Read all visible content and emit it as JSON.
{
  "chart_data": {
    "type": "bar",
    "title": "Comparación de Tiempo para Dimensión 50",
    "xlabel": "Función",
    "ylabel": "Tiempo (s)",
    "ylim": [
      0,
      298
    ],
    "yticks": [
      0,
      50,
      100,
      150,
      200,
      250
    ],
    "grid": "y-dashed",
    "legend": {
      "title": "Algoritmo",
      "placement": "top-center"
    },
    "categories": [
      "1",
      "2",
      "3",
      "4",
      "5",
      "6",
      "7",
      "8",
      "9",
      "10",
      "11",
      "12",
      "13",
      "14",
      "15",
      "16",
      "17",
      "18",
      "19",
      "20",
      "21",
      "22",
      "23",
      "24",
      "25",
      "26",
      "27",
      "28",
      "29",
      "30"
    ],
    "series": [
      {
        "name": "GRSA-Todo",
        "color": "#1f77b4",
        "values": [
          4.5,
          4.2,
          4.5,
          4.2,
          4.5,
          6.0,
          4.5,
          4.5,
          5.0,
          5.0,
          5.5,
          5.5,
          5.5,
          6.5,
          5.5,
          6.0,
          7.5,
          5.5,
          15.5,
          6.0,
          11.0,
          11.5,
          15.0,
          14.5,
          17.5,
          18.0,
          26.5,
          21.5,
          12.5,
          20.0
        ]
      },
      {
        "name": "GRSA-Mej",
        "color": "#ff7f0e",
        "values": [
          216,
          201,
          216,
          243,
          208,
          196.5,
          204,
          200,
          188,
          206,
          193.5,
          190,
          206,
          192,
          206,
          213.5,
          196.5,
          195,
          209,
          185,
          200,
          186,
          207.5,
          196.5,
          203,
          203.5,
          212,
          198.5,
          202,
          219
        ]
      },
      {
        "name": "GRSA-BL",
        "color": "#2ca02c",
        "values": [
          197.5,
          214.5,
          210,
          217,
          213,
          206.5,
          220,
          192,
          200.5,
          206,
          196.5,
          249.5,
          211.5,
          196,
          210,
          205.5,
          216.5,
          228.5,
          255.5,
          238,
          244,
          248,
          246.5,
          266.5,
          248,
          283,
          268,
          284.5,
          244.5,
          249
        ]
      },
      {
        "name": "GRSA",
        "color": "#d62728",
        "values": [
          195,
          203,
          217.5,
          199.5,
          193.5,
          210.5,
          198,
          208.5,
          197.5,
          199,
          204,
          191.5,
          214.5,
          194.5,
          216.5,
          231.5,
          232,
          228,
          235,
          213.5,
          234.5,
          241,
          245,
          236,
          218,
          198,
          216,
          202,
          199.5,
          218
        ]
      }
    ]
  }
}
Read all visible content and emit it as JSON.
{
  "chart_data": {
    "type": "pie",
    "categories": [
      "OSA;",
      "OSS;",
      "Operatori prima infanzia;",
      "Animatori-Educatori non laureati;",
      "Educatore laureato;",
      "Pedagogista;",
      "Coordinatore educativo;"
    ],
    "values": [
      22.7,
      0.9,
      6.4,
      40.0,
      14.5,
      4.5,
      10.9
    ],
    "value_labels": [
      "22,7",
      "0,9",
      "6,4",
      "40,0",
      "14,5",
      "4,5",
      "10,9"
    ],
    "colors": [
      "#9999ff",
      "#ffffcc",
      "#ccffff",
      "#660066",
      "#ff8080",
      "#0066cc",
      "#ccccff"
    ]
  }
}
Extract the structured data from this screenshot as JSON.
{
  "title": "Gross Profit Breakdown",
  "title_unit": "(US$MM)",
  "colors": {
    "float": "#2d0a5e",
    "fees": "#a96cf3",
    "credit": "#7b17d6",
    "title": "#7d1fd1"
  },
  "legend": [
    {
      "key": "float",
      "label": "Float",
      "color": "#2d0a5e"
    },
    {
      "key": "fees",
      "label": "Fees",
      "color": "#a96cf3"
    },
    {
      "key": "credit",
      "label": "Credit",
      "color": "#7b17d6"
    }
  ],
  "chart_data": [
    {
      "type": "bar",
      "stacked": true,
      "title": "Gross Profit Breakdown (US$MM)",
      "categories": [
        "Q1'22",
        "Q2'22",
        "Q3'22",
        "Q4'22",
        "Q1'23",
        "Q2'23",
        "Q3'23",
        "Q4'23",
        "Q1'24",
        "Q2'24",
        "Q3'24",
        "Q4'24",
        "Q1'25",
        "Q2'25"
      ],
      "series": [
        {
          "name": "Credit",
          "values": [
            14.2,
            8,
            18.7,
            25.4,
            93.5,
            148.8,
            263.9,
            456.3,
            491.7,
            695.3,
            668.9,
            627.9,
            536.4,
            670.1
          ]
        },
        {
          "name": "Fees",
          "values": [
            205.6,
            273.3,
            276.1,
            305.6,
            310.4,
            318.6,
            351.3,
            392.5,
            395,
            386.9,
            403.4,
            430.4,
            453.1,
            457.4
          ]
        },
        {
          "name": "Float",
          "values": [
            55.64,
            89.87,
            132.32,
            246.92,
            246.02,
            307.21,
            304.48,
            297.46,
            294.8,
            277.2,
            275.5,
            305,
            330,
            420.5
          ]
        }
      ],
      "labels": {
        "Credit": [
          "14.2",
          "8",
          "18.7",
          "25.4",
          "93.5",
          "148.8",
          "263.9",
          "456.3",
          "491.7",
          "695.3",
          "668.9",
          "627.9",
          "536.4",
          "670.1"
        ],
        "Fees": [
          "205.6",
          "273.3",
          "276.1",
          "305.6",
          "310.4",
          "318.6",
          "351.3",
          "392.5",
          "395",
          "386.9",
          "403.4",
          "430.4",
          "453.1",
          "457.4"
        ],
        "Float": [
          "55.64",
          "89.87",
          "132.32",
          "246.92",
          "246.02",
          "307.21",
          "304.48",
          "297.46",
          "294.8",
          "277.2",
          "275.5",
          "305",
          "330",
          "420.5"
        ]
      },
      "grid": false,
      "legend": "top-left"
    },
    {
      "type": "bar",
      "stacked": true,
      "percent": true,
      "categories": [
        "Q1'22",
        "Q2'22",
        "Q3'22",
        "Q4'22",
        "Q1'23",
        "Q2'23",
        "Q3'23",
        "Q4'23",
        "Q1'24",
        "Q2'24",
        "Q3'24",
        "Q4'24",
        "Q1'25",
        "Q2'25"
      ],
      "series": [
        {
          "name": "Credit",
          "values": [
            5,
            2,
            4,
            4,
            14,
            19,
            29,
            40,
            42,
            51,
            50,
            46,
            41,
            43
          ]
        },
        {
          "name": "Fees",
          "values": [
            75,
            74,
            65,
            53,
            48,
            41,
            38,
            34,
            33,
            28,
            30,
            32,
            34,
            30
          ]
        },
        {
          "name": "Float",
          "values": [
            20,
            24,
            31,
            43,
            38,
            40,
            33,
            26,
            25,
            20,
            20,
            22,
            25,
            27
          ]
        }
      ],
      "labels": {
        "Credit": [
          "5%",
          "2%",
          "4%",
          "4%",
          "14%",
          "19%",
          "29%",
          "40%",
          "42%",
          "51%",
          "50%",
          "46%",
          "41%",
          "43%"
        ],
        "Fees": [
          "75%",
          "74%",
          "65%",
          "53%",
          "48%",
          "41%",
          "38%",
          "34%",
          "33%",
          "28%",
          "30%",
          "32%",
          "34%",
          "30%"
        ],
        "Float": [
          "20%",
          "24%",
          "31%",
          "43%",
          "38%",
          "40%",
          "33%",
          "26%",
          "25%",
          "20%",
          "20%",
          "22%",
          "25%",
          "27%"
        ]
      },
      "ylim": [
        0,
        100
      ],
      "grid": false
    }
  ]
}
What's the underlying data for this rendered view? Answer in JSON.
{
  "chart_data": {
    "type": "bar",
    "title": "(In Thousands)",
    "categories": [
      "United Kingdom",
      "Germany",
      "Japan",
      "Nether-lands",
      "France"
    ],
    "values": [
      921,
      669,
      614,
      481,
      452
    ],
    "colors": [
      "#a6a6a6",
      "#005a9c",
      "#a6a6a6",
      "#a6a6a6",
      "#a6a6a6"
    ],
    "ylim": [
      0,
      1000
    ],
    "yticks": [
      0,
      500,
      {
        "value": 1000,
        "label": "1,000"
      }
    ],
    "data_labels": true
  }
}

──────────────────────────────

**What needs to be done**
Find every line in the entries that includes the word "Profit", then state how many there are and nothing else.

**Reply**
2